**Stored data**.
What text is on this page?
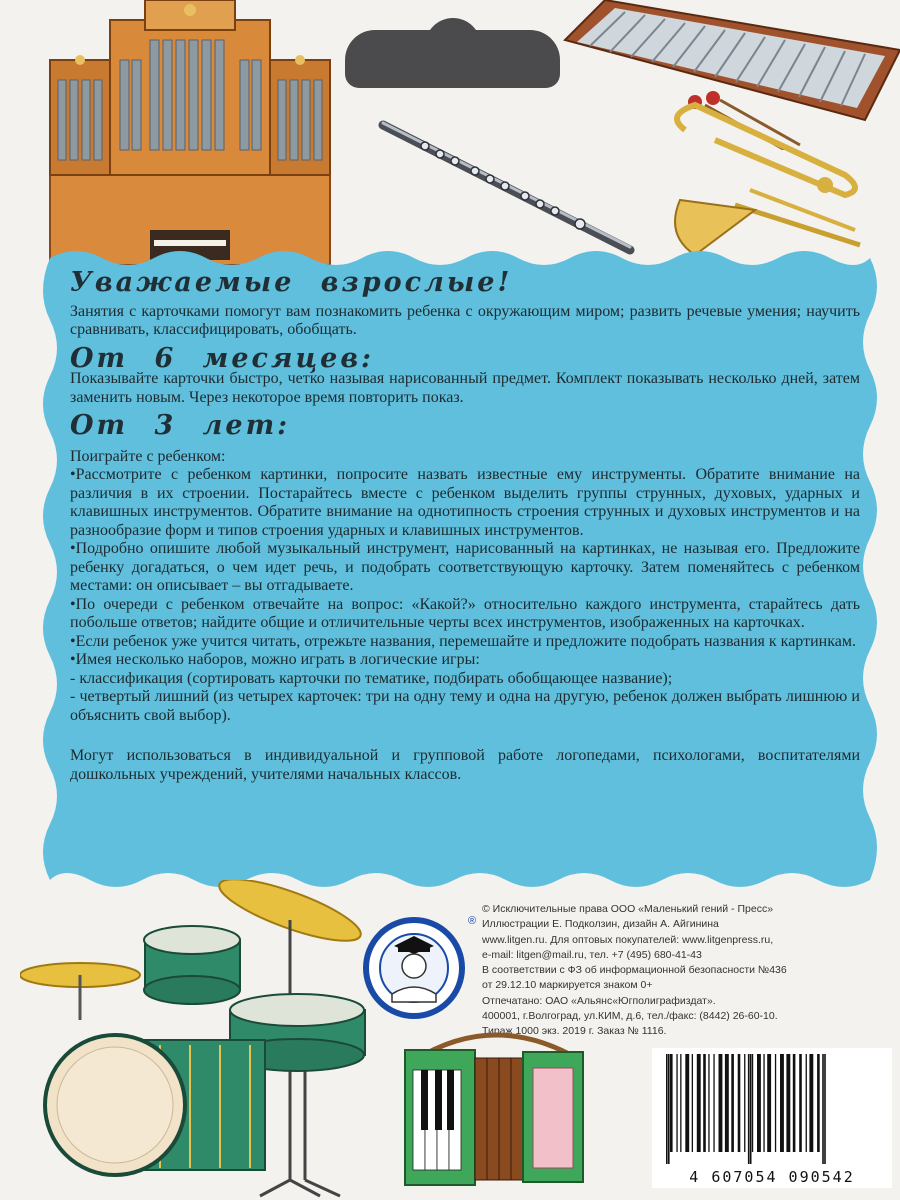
Уважаемые взрослые!

Занятия с карточками помогут вам познакомить ребенка с окружающим миром; развить речевые умения; научить сравнивать, классифицировать, обобщать.

От 6 месяцев:

Показывайте карточки быстро, четко называя нарисованный предмет. Комплект показывать несколько дней, затем заменить новым. Через некоторое время повторить показ.

От 3 лет:

Поиграйте с ребенком:

•Рассмотрите с ребенком картинки, попросите назвать известные ему инструменты. Обратите внимание на различия в их строении. Постарайтесь вместе с ребенком выделить группы струнных, духовых, ударных и клавишных инструментов. Обратите внимание на однотипность строения струнных и духовых инструментов и на разнообразие форм и типов строения ударных и клавишных инструментов.

•Подробно опишите любой музыкальный инструмент, нарисованный на картинках, не называя его. Предложите ребенку догадаться, о чем идет речь, и подобрать соответствующую карточку. Затем поменяйтесь с ребенком местами: он описывает – вы отгадываете.

•По очереди с ребенком отвечайте на вопрос: «Какой?» относительно каждого инструмента, старайтесь дать побольше ответов; найдите общие и отличительные черты всех инструментов, изображенных на карточках.

•Если ребенок уже учится читать, отрежьте названия, перемешайте и предложите подобрать названия к картинкам.

•Имея несколько наборов, можно играть в логические игры:

- классификация (сортировать карточки по тематике, подбирать обобщающее название);

- четвертый лишний (из четырех карточек: три на одну тему и одна на другую, ребенок должен выбрать лишнюю и объяснить свой выбор).

Могут использоваться в индивидуальной и групповой работе логопедами, психологами, воспитателями дошкольных учреждений, учителями начальных классов.

®
© Исключительные права ООО «Маленький гений - Пресс»
Иллюстрации Е. Подколзин, дизайн А. Айгинина
www.litgen.ru. Для оптовых покупателей: www.litgenpress.ru,
e-mail: litgen@mail.ru, тел. +7 (495) 680-41-43
В соответствии с ФЗ об информационной безопасности №436
от 29.12.10 маркируется знаком 0+
Отпечатано: ОАО «Альянс«Югполиграфиздат».
400001, г.Волгоград, ул.КИМ, д.6, тел./факс: (8442) 26-60-10.
Тираж 1000 экз. 2019 г. Заказ № 1116.
4 607054 090542
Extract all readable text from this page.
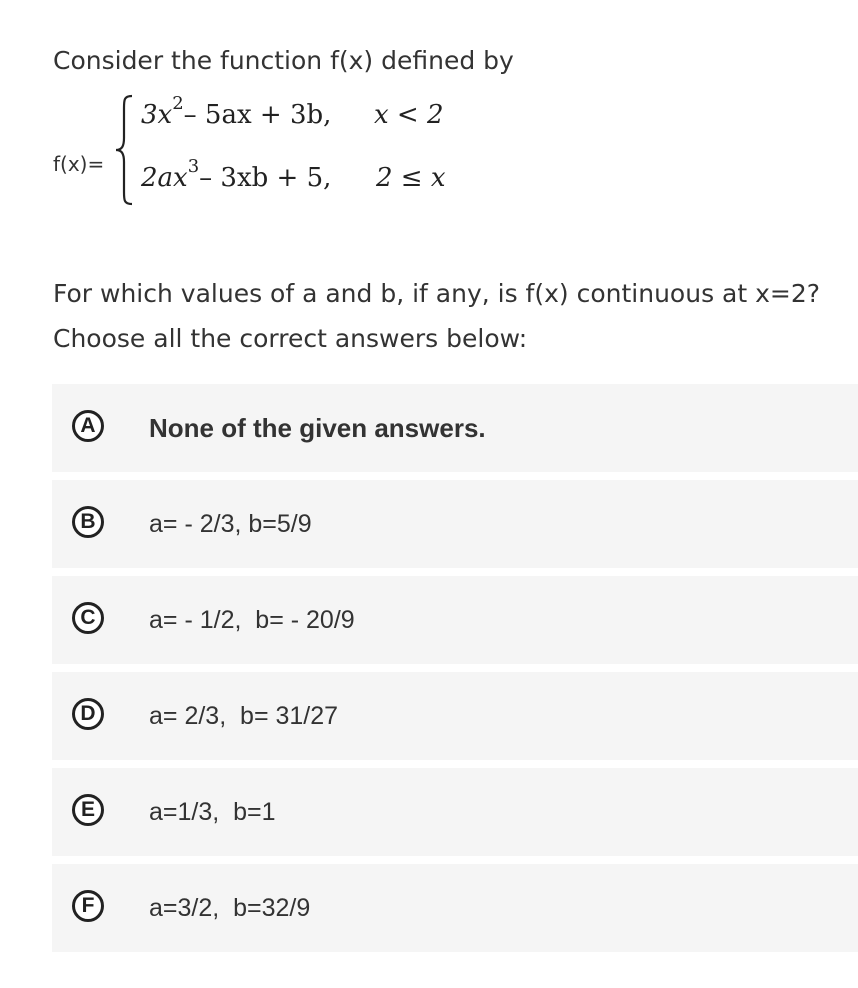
Consider the function f(x) defined by

f(x)=
$3x^2-$ 5ax + 3b, x < 2
$2ax^3-$ 3xb + 5, 2 ≤ x
For which values of a and b, if any, is f(x) continuous at x=2?
Choose all the correct answers below:
A	None of the given answers.
B	a= - 2/3, b=5/9
C	a= - 1/2,  b= - 20/9
D	a= 2/3,  b= 31/27
E	a=1/3,  b=1
F	a=3/2,  b=32/9
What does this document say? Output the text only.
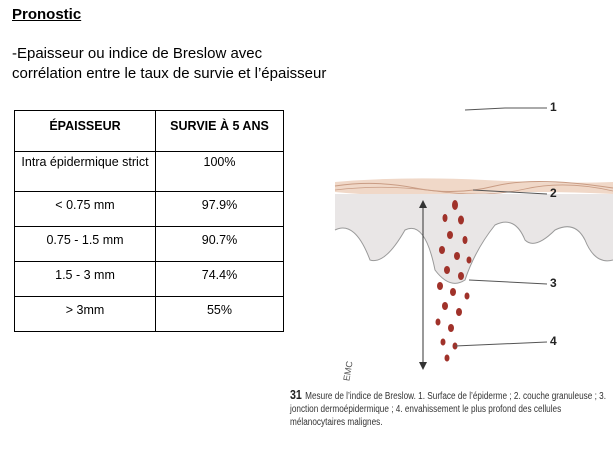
Pronostic
-Epaisseur ou indice de Breslow avec
corrélation entre le taux de survie et l’épaisseur
ÉPAISSEUR	SURVIE À 5 ANS
Intra épidermique strict	100%
< 0.75 mm	97.9%
0.75 - 1.5 mm	90.7%
1.5 - 3 mm	74.4%
> 3mm	55%
1
2
3
4
EMC
31 Mesure de l’indice de Breslow. 1. Surface de l’épiderme ; 2. couche granuleuse ; 3. jonction dermoépidermique ; 4. envahissement le plus profond des cellules mélanocytaires malignes.
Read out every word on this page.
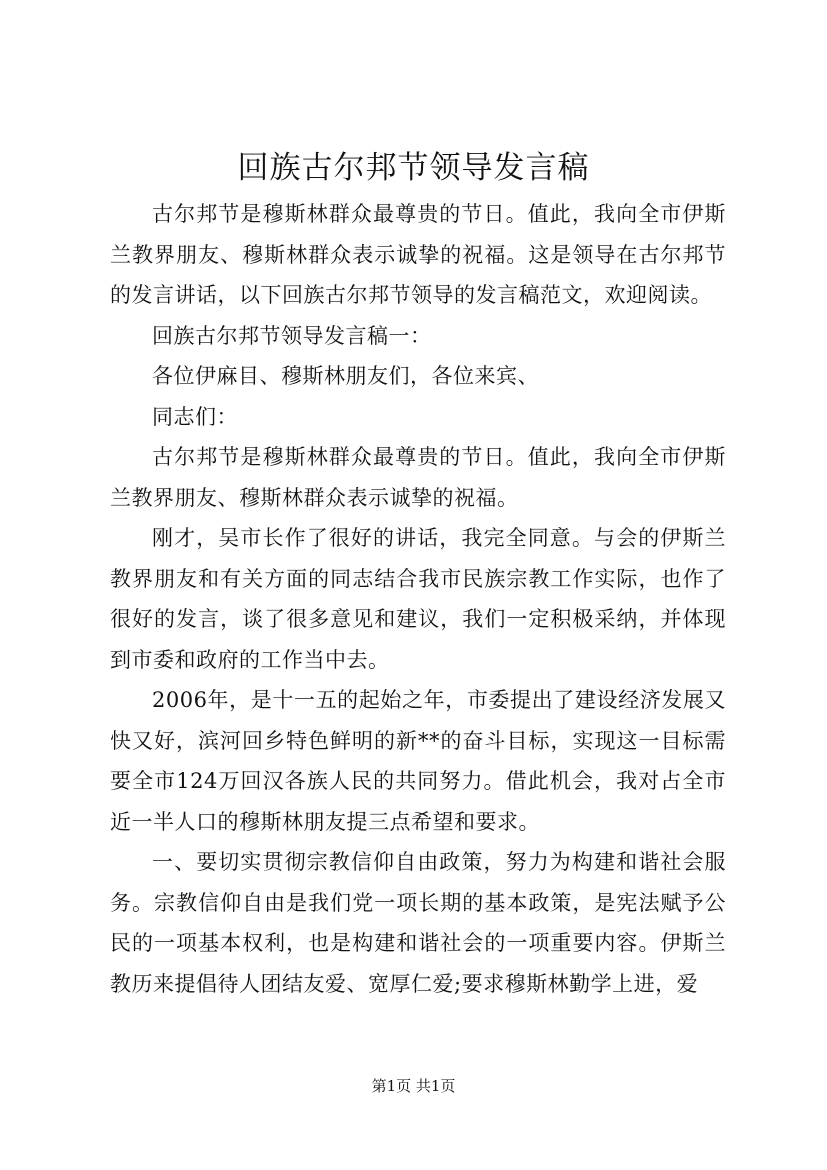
回族古尔邦节领导发言稿

古尔邦节是穆斯林群众最尊贵的节日。值此，我向全市伊斯兰教界朋友、穆斯林群众表示诚挚的祝福。这是领导在古尔邦节的发言讲话，以下回族古尔邦节领导的发言稿范文，欢迎阅读。

回族古尔邦节领导发言稿一：

各位伊麻目、穆斯林朋友们，各位来宾、

同志们：

古尔邦节是穆斯林群众最尊贵的节日。值此，我向全市伊斯兰教界朋友、穆斯林群众表示诚挚的祝福。

刚才，吴市长作了很好的讲话，我完全同意。与会的伊斯兰教界朋友和有关方面的同志结合我市民族宗教工作实际，也作了很好的发言，谈了很多意见和建议，我们一定积极采纳，并体现到市委和政府的工作当中去。

2006年，是十一五的起始之年，市委提出了建设经济发展又快又好，滨河回乡特色鲜明的新**的奋斗目标，实现这一目标需要全市124万回汉各族人民的共同努力。借此机会，我对占全市近一半人口的穆斯林朋友提三点希望和要求。

一、要切实贯彻宗教信仰自由政策，努力为构建和谐社会服务。宗教信仰自由是我们党一项长期的基本政策，是宪法赋予公民的一项基本权利，也是构建和谐社会的一项重要内容。伊斯兰教历来提倡待人团结友爱、宽厚仁爱;要求穆斯林勤学上进，爱

第1页 共1页
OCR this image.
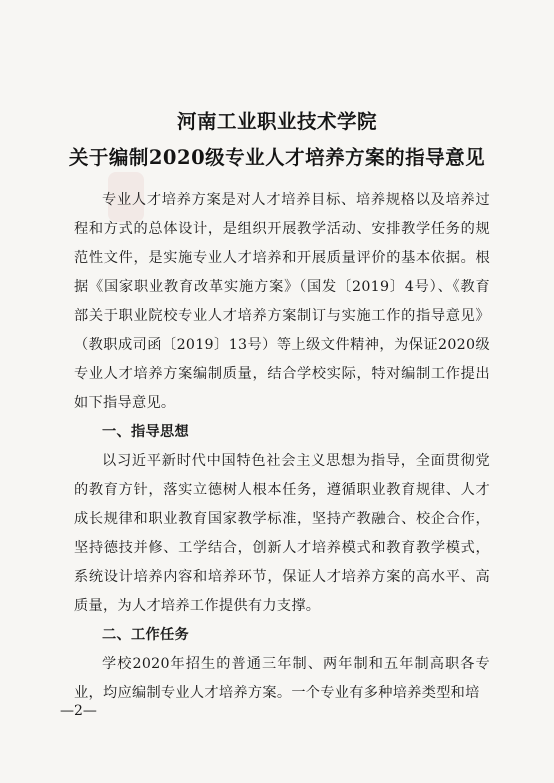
河南工业职业技术学院
关于编制2020级专业人才培养方案的指导意见

专业人才培养方案是对人才培养目标、培养规格以及培养过程和方式的总体设计，是组织开展教学活动、安排教学任务的规范性文件，是实施专业人才培养和开展质量评价的基本依据。根据《国家职业教育改革实施方案》（国发〔2019〕4号）、《教育部关于职业院校专业人才培养方案制订与实施工作的指导意见》（教职成司函〔2019〕13号）等上级文件精神，为保证2020级专业人才培养方案编制质量，结合学校实际，特对编制工作提出如下指导意见。

一、指导思想

以习近平新时代中国特色社会主义思想为指导，全面贯彻党的教育方针，落实立德树人根本任务，遵循职业教育规律、人才成长规律和职业教育国家教学标准，坚持产教融合、校企合作，坚持德技并修、工学结合，创新人才培养模式和教育教学模式，系统设计培养内容和培养环节，保证人才培养方案的高水平、高质量，为人才培养工作提供有力支撑。

二、工作任务

学校2020年招生的普通三年制、两年制和五年制高职各专业，均应编制专业人才培养方案。一个专业有多种培养类型和培

—2—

**Problem details**. Copy each line in the data that holds the word "answers".

**Task result**.
Choose all the correct answers below:
A	None of the given answers.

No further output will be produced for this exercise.